── Provided entries ──
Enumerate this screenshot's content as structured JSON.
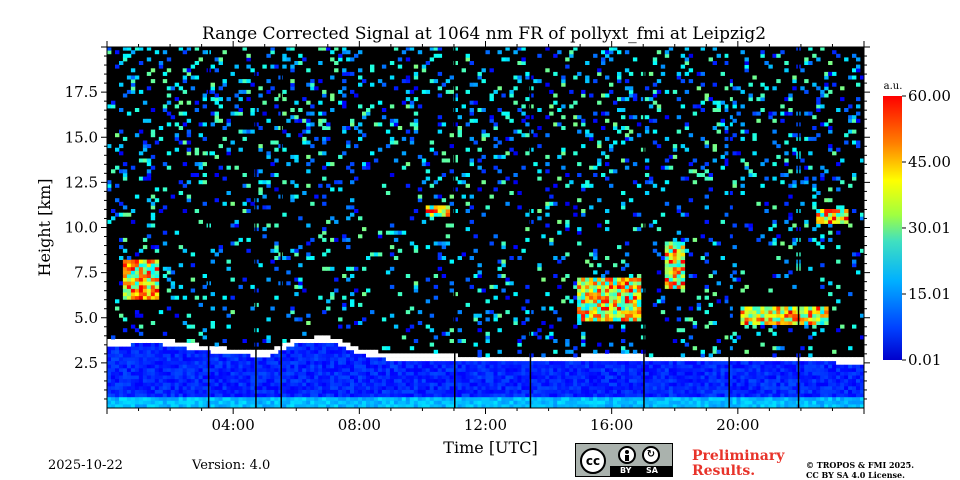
{
  "chart_data": {
    "type": "heatmap",
    "title": "Range Corrected Signal at 1064 nm FR of pollyxt_fmi at Leipzig2",
    "xlabel": "Time [UTC]",
    "ylabel": "Height [km]",
    "x_unit": "hours UTC",
    "xlim": [
      0,
      24
    ],
    "ylim": [
      0,
      20
    ],
    "x_ticks": [
      4,
      8,
      12,
      16,
      20
    ],
    "x_tick_labels": [
      "04:00",
      "08:00",
      "12:00",
      "16:00",
      "20:00"
    ],
    "y_ticks": [
      2.5,
      5.0,
      7.5,
      10.0,
      12.5,
      15.0,
      17.5
    ],
    "y_tick_labels": [
      "2.5",
      "5.0",
      "7.5",
      "10.0",
      "12.5",
      "15.0",
      "17.5"
    ],
    "colorbar": {
      "label": "a.u.",
      "range": [
        0.01,
        60.0
      ],
      "ticks": [
        0.01,
        15.01,
        30.01,
        45.0,
        60.0
      ],
      "tick_labels": [
        "0.01",
        "15.01",
        "30.01",
        "45.00",
        "60.00"
      ],
      "colormap": "jet"
    },
    "features": {
      "boundary_layer_top_km": [
        [
          0.0,
          3.5
        ],
        [
          1.5,
          3.6
        ],
        [
          3.0,
          3.2
        ],
        [
          4.0,
          3.0
        ],
        [
          5.0,
          2.9
        ],
        [
          6.0,
          3.6
        ],
        [
          7.0,
          3.7
        ],
        [
          8.0,
          3.0
        ],
        [
          9.0,
          2.7
        ],
        [
          10.0,
          2.7
        ],
        [
          12.0,
          2.6
        ],
        [
          14.0,
          2.6
        ],
        [
          16.0,
          2.7
        ],
        [
          18.0,
          2.6
        ],
        [
          20.0,
          2.6
        ],
        [
          22.0,
          2.6
        ],
        [
          24.0,
          2.5
        ]
      ],
      "cloud_layers": [
        {
          "t_start": 0.5,
          "t_end": 1.6,
          "z_bottom": 6.0,
          "z_top": 8.0
        },
        {
          "t_start": 10.0,
          "t_end": 10.8,
          "z_bottom": 10.5,
          "z_top": 11.2
        },
        {
          "t_start": 14.9,
          "t_end": 16.8,
          "z_bottom": 4.8,
          "z_top": 7.0
        },
        {
          "t_start": 17.6,
          "t_end": 18.2,
          "z_bottom": 6.5,
          "z_top": 9.0
        },
        {
          "t_start": 22.4,
          "t_end": 23.4,
          "z_bottom": 10.2,
          "z_top": 10.9
        },
        {
          "t_start": 20.0,
          "t_end": 22.8,
          "z_bottom": 4.6,
          "z_top": 5.4
        }
      ],
      "missing_data_gaps_h": [
        3.2,
        4.7,
        5.5,
        11.0,
        13.4,
        17.0,
        19.7,
        21.9
      ]
    }
  },
  "footer": {
    "date": "2025-10-22",
    "version": "Version: 4.0",
    "preliminary_line1": "Preliminary",
    "preliminary_line2": "Results.",
    "copyright_line1": "© TROPOS & FMI 2025.",
    "copyright_line2": "CC BY SA 4.0 License.",
    "license_badge": {
      "cc": "cc",
      "by": "BY",
      "sa": "SA"
    }
  },
  "colors": {
    "background_sky": "#000000",
    "accent_red": "#e8332a"
  }
}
───
*Requirement*
Repeat the material above verbatim. Leave the pictures behind.

*Reply to the task*
Enumerate this screenshot's content as structured JSON.
{
  "chart_data": {
    "type": "heatmap",
    "title": "Range Corrected Signal at 1064 nm FR of pollyxt_fmi at Leipzig2",
    "xlabel": "Time [UTC]",
    "ylabel": "Height [km]",
    "x_unit": "hours UTC",
    "xlim": [
      0,
      24
    ],
    "ylim": [
      0,
      20
    ],
    "x_ticks": [
      4,
      8,
      12,
      16,
      20
    ],
    "x_tick_labels": [
      "04:00",
      "08:00",
      "12:00",
      "16:00",
      "20:00"
    ],
    "y_ticks": [
      2.5,
      5.0,
      7.5,
      10.0,
      12.5,
      15.0,
      17.5
    ],
    "y_tick_labels": [
      "2.5",
      "5.0",
      "7.5",
      "10.0",
      "12.5",
      "15.0",
      "17.5"
    ],
    "colorbar": {
      "label": "a.u.",
      "range": [
        0.01,
        60.0
      ],
      "ticks": [
        0.01,
        15.01,
        30.01,
        45.0,
        60.0
      ],
      "tick_labels": [
        "0.01",
        "15.01",
        "30.01",
        "45.00",
        "60.00"
      ],
      "colormap": "jet"
    },
    "features": {
      "boundary_layer_top_km": [
        [
          0.0,
          3.5
        ],
        [
          1.5,
          3.6
        ],
        [
          3.0,
          3.2
        ],
        [
          4.0,
          3.0
        ],
        [
          5.0,
          2.9
        ],
        [
          6.0,
          3.6
        ],
        [
          7.0,
          3.7
        ],
        [
          8.0,
          3.0
        ],
        [
          9.0,
          2.7
        ],
        [
          10.0,
          2.7
        ],
        [
          12.0,
          2.6
        ],
        [
          14.0,
          2.6
        ],
        [
          16.0,
          2.7
        ],
        [
          18.0,
          2.6
        ],
        [
          20.0,
          2.6
        ],
        [
          22.0,
          2.6
        ],
        [
          24.0,
          2.5
        ]
      ],
      "cloud_layers": [
        {
          "t_start": 0.5,
          "t_end": 1.6,
          "z_bottom": 6.0,
          "z_top": 8.0
        },
        {
          "t_start": 10.0,
          "t_end": 10.8,
          "z_bottom": 10.5,
          "z_top": 11.2
        },
        {
          "t_start": 14.9,
          "t_end": 16.8,
          "z_bottom": 4.8,
          "z_top": 7.0
        },
        {
          "t_start": 17.6,
          "t_end": 18.2,
          "z_bottom": 6.5,
          "z_top": 9.0
        },
        {
          "t_start": 22.4,
          "t_end": 23.4,
          "z_bottom": 10.2,
          "z_top": 10.9
        },
        {
          "t_start": 20.0,
          "t_end": 22.8,
          "z_bottom": 4.6,
          "z_top": 5.4
        }
      ],
      "missing_data_gaps_h": [
        3.2,
        4.7,
        5.5,
        11.0,
        13.4,
        17.0,
        19.7,
        21.9
      ]
    }
  },
  "footer": {
    "date": "2025-10-22",
    "version": "Version: 4.0",
    "preliminary_line1": "Preliminary",
    "preliminary_line2": "Results.",
    "copyright_line1": "© TROPOS & FMI 2025.",
    "copyright_line2": "CC BY SA 4.0 License.",
    "license_badge": {
      "cc": "cc",
      "by": "BY",
      "sa": "SA"
    }
  },
  "colors": {
    "background_sky": "#000000",
    "accent_red": "#e8332a"
  }
}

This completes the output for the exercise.